*ENTRIES:*
%%

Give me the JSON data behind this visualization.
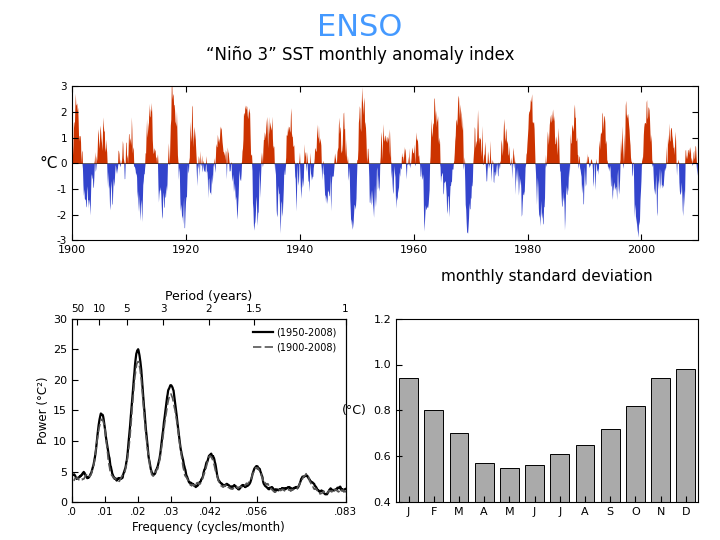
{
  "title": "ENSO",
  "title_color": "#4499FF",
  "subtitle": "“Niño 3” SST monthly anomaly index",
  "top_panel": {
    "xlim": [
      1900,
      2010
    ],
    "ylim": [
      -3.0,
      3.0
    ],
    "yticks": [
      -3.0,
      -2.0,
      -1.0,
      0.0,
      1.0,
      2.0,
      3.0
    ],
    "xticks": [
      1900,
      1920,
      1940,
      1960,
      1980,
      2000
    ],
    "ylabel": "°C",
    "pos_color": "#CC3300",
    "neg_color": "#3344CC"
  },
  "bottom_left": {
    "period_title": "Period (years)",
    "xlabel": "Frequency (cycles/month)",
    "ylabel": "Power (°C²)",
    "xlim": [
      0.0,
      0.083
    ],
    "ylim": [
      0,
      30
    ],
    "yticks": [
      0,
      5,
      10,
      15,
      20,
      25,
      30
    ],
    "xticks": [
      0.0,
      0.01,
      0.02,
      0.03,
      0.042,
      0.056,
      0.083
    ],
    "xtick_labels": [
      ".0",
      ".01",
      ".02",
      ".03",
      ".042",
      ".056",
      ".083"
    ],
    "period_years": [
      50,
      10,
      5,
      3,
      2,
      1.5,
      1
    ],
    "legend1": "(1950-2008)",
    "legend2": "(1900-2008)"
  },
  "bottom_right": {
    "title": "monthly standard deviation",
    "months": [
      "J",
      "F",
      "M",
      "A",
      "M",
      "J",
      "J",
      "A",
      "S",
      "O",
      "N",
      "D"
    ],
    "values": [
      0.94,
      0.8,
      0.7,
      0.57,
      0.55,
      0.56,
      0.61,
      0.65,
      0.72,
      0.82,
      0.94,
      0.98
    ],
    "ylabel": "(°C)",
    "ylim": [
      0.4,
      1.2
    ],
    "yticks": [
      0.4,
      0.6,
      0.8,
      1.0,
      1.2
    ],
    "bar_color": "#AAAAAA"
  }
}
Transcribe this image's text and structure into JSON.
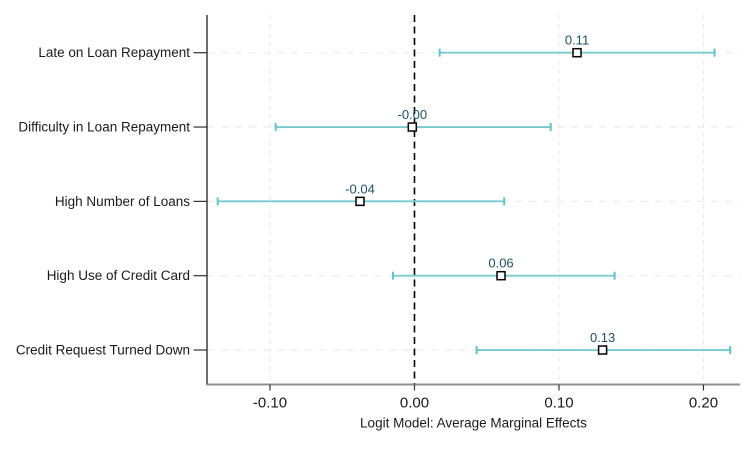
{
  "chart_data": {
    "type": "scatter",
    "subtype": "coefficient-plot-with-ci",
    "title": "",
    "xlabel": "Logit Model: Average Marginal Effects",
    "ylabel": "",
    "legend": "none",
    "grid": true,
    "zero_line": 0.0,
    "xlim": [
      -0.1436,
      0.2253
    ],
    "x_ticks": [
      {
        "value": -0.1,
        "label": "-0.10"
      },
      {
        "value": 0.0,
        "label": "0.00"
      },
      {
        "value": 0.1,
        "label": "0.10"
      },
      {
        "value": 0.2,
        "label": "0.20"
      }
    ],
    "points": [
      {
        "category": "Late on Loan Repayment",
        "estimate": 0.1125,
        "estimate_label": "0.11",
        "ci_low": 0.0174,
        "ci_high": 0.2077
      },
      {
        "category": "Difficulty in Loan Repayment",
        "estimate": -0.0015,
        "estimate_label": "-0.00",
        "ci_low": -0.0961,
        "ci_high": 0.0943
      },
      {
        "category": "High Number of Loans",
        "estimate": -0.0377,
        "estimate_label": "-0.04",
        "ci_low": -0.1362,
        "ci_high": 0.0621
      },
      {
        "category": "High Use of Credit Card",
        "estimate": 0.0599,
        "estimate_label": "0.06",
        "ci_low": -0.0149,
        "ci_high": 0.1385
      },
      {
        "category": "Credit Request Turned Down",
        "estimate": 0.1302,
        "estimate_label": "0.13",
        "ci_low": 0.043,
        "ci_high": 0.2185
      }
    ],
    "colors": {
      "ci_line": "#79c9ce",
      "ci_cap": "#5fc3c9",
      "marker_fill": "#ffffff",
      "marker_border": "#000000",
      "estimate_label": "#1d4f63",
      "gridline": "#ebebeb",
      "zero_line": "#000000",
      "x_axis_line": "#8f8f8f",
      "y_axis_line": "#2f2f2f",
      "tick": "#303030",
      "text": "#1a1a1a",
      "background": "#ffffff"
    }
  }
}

%%

*PROMPT:*
Each entry above is to be written out again unchanged, apart from the pictures, which are left out.

*ANSWER BELOW:*
Give me the JSON data behind this visualization.
{
  "title": "ENSO",
  "title_color": "#4499FF",
  "subtitle": "“Niño 3” SST monthly anomaly index",
  "top_panel": {
    "xlim": [
      1900,
      2010
    ],
    "ylim": [
      -3.0,
      3.0
    ],
    "yticks": [
      -3.0,
      -2.0,
      -1.0,
      0.0,
      1.0,
      2.0,
      3.0
    ],
    "xticks": [
      1900,
      1920,
      1940,
      1960,
      1980,
      2000
    ],
    "ylabel": "°C",
    "pos_color": "#CC3300",
    "neg_color": "#3344CC"
  },
  "bottom_left": {
    "period_title": "Period (years)",
    "xlabel": "Frequency (cycles/month)",
    "ylabel": "Power (°C²)",
    "xlim": [
      0.0,
      0.083
    ],
    "ylim": [
      0,
      30
    ],
    "yticks": [
      0,
      5,
      10,
      15,
      20,
      25,
      30
    ],
    "xticks": [
      0.0,
      0.01,
      0.02,
      0.03,
      0.042,
      0.056,
      0.083
    ],
    "xtick_labels": [
      ".0",
      ".01",
      ".02",
      ".03",
      ".042",
      ".056",
      ".083"
    ],
    "period_years": [
      50,
      10,
      5,
      3,
      2,
      1.5,
      1
    ],
    "legend1": "(1950-2008)",
    "legend2": "(1900-2008)"
  },
  "bottom_right": {
    "title": "monthly standard deviation",
    "months": [
      "J",
      "F",
      "M",
      "A",
      "M",
      "J",
      "J",
      "A",
      "S",
      "O",
      "N",
      "D"
    ],
    "values": [
      0.94,
      0.8,
      0.7,
      0.57,
      0.55,
      0.56,
      0.61,
      0.65,
      0.72,
      0.82,
      0.94,
      0.98
    ],
    "ylabel": "(°C)",
    "ylim": [
      0.4,
      1.2
    ],
    "yticks": [
      0.4,
      0.6,
      0.8,
      1.0,
      1.2
    ],
    "bar_color": "#AAAAAA"
  }
}
Transcribe this image's text and structure into JSON.
{
  "chart_data": {
    "type": "scatter",
    "subtype": "coefficient-plot-with-ci",
    "title": "",
    "xlabel": "Logit Model: Average Marginal Effects",
    "ylabel": "",
    "legend": "none",
    "grid": true,
    "zero_line": 0.0,
    "xlim": [
      -0.1436,
      0.2253
    ],
    "x_ticks": [
      {
        "value": -0.1,
        "label": "-0.10"
      },
      {
        "value": 0.0,
        "label": "0.00"
      },
      {
        "value": 0.1,
        "label": "0.10"
      },
      {
        "value": 0.2,
        "label": "0.20"
      }
    ],
    "points": [
      {
        "category": "Late on Loan Repayment",
        "estimate": 0.1125,
        "estimate_label": "0.11",
        "ci_low": 0.0174,
        "ci_high": 0.2077
      },
      {
        "category": "Difficulty in Loan Repayment",
        "estimate": -0.0015,
        "estimate_label": "-0.00",
        "ci_low": -0.0961,
        "ci_high": 0.0943
      },
      {
        "category": "High Number of Loans",
        "estimate": -0.0377,
        "estimate_label": "-0.04",
        "ci_low": -0.1362,
        "ci_high": 0.0621
      },
      {
        "category": "High Use of Credit Card",
        "estimate": 0.0599,
        "estimate_label": "0.06",
        "ci_low": -0.0149,
        "ci_high": 0.1385
      },
      {
        "category": "Credit Request Turned Down",
        "estimate": 0.1302,
        "estimate_label": "0.13",
        "ci_low": 0.043,
        "ci_high": 0.2185
      }
    ],
    "colors": {
      "ci_line": "#79c9ce",
      "ci_cap": "#5fc3c9",
      "marker_fill": "#ffffff",
      "marker_border": "#000000",
      "estimate_label": "#1d4f63",
      "gridline": "#ebebeb",
      "zero_line": "#000000",
      "x_axis_line": "#8f8f8f",
      "y_axis_line": "#2f2f2f",
      "tick": "#303030",
      "text": "#1a1a1a",
      "background": "#ffffff"
    }
  }
}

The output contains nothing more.